### TAREFA A CUMPRIR
Repita, sem qualquer alteração, o trecho dos dados que começa no início e termina na linha que contém "- data-label: 2: [428, 114, 440, 120]", incluindo ambas as extremidades.

### DADOS FORNECIDOS
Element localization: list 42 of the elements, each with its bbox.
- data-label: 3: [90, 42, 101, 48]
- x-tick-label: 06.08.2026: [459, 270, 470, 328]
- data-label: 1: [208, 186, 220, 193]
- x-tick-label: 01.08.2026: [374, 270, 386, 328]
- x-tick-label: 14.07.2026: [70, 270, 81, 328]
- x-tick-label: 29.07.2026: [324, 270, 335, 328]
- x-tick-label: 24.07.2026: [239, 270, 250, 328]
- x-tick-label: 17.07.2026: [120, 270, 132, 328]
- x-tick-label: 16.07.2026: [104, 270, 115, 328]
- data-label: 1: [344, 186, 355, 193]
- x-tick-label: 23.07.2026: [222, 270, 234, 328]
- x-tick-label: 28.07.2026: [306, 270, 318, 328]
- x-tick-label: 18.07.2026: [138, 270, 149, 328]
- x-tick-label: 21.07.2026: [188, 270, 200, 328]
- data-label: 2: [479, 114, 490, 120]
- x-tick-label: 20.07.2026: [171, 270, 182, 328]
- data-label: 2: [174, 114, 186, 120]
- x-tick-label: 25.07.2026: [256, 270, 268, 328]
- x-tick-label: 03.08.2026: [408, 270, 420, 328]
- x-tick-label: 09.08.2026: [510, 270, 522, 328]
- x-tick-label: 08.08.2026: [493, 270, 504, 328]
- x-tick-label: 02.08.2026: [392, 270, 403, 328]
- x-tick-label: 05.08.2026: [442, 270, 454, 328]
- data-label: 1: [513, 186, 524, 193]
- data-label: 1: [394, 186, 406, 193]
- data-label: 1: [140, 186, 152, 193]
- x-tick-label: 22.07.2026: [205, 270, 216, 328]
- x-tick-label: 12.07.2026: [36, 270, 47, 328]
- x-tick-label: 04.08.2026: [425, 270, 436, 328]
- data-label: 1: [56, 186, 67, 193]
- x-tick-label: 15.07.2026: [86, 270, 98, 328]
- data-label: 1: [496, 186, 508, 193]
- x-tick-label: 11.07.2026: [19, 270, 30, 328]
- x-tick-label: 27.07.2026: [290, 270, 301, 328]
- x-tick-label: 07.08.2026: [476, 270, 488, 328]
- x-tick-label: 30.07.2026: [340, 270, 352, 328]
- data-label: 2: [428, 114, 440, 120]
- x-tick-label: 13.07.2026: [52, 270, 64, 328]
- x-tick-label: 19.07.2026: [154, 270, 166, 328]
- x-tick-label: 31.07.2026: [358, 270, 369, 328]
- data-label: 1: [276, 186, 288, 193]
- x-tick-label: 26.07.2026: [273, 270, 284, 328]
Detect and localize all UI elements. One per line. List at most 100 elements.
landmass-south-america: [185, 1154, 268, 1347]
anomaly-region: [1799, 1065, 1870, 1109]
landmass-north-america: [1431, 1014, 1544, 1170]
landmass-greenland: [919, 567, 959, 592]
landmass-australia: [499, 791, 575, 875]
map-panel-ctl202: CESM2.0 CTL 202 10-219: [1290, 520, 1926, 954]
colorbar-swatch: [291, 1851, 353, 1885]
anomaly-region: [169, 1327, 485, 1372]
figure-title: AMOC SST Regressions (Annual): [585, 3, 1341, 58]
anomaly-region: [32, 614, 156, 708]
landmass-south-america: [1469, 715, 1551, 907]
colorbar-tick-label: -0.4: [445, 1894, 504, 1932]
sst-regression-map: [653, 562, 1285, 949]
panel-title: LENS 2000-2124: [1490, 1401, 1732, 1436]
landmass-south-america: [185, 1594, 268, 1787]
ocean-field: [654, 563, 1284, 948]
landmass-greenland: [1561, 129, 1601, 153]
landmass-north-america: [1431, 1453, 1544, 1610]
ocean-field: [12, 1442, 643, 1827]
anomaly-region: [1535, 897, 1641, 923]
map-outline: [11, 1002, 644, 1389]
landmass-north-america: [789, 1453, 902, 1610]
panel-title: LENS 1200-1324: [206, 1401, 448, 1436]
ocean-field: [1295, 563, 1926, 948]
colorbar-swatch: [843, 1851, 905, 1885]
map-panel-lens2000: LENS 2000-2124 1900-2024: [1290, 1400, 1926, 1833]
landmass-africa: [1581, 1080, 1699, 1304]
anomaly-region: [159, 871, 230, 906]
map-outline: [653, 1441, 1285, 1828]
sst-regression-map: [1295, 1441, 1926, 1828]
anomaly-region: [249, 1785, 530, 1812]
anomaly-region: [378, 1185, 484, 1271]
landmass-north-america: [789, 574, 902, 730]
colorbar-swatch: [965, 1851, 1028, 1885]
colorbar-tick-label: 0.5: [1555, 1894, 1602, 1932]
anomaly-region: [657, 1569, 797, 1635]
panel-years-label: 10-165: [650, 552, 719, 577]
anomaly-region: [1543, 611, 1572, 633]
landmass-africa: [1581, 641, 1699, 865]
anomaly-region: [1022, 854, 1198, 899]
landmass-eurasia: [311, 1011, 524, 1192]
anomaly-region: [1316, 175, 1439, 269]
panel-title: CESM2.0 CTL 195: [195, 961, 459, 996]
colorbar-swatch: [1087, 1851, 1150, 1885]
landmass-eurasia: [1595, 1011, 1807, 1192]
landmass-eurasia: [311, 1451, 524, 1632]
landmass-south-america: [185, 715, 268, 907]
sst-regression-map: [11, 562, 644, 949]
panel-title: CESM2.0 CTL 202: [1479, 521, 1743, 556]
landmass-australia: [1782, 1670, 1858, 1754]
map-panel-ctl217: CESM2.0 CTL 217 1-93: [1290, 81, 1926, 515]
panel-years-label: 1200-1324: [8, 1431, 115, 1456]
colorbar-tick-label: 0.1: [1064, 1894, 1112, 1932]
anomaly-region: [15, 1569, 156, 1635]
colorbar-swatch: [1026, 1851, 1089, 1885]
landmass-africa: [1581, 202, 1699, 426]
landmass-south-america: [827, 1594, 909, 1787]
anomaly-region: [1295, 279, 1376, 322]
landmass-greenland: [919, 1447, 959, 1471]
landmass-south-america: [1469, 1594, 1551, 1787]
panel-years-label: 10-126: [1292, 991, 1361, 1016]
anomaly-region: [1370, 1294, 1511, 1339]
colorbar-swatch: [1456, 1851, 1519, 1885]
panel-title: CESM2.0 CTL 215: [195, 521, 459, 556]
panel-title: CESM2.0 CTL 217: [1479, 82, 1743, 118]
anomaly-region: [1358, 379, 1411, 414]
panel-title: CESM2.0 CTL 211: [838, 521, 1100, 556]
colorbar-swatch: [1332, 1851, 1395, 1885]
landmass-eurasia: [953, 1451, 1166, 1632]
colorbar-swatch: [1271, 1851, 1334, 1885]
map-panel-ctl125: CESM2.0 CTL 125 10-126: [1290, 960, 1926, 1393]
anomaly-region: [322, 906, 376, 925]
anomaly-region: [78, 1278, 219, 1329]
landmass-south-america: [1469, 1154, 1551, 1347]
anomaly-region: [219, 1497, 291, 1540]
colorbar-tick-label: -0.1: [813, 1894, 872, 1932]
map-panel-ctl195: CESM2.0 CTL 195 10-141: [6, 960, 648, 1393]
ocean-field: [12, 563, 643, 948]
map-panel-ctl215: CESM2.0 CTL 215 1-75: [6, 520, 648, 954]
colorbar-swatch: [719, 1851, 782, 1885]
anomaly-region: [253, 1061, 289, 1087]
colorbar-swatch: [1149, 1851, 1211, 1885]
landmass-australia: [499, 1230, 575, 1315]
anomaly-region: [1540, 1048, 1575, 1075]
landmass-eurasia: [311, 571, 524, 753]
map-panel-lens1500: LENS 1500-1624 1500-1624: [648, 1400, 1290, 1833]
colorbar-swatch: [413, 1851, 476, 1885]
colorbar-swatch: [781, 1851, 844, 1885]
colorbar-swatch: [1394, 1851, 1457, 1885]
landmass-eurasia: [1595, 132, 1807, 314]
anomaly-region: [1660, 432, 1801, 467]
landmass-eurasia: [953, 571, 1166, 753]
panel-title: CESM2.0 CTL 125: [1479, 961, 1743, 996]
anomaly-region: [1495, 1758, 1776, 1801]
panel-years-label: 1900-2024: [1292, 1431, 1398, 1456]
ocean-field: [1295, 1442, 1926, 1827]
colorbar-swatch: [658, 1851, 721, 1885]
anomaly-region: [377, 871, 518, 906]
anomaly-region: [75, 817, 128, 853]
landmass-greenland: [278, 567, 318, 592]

### RESPOSTA À TAREFA
Element localization: list 42 of the elements, each with its bbox.
- data-label: 3: [90, 42, 101, 48]
- x-tick-label: 06.08.2026: [459, 270, 470, 328]
- data-label: 1: [208, 186, 220, 193]
- x-tick-label: 01.08.2026: [374, 270, 386, 328]
- x-tick-label: 14.07.2026: [70, 270, 81, 328]
- x-tick-label: 29.07.2026: [324, 270, 335, 328]
- x-tick-label: 24.07.2026: [239, 270, 250, 328]
- x-tick-label: 17.07.2026: [120, 270, 132, 328]
- x-tick-label: 16.07.2026: [104, 270, 115, 328]
- data-label: 1: [344, 186, 355, 193]
- x-tick-label: 23.07.2026: [222, 270, 234, 328]
- x-tick-label: 28.07.2026: [306, 270, 318, 328]
- x-tick-label: 18.07.2026: [138, 270, 149, 328]
- x-tick-label: 21.07.2026: [188, 270, 200, 328]
- data-label: 2: [479, 114, 490, 120]
- x-tick-label: 20.07.2026: [171, 270, 182, 328]
- data-label: 2: [174, 114, 186, 120]
- x-tick-label: 25.07.2026: [256, 270, 268, 328]
- x-tick-label: 03.08.2026: [408, 270, 420, 328]
- x-tick-label: 09.08.2026: [510, 270, 522, 328]
- x-tick-label: 08.08.2026: [493, 270, 504, 328]
- x-tick-label: 02.08.2026: [392, 270, 403, 328]
- x-tick-label: 05.08.2026: [442, 270, 454, 328]
- data-label: 1: [513, 186, 524, 193]
- data-label: 1: [394, 186, 406, 193]
- data-label: 1: [140, 186, 152, 193]
- x-tick-label: 22.07.2026: [205, 270, 216, 328]
- x-tick-label: 12.07.2026: [36, 270, 47, 328]
- x-tick-label: 04.08.2026: [425, 270, 436, 328]
- data-label: 1: [56, 186, 67, 193]
- x-tick-label: 15.07.2026: [86, 270, 98, 328]
- data-label: 1: [496, 186, 508, 193]
- x-tick-label: 11.07.2026: [19, 270, 30, 328]
- x-tick-label: 27.07.2026: [290, 270, 301, 328]
- x-tick-label: 07.08.2026: [476, 270, 488, 328]
- x-tick-label: 30.07.2026: [340, 270, 352, 328]
- data-label: 2: [428, 114, 440, 120]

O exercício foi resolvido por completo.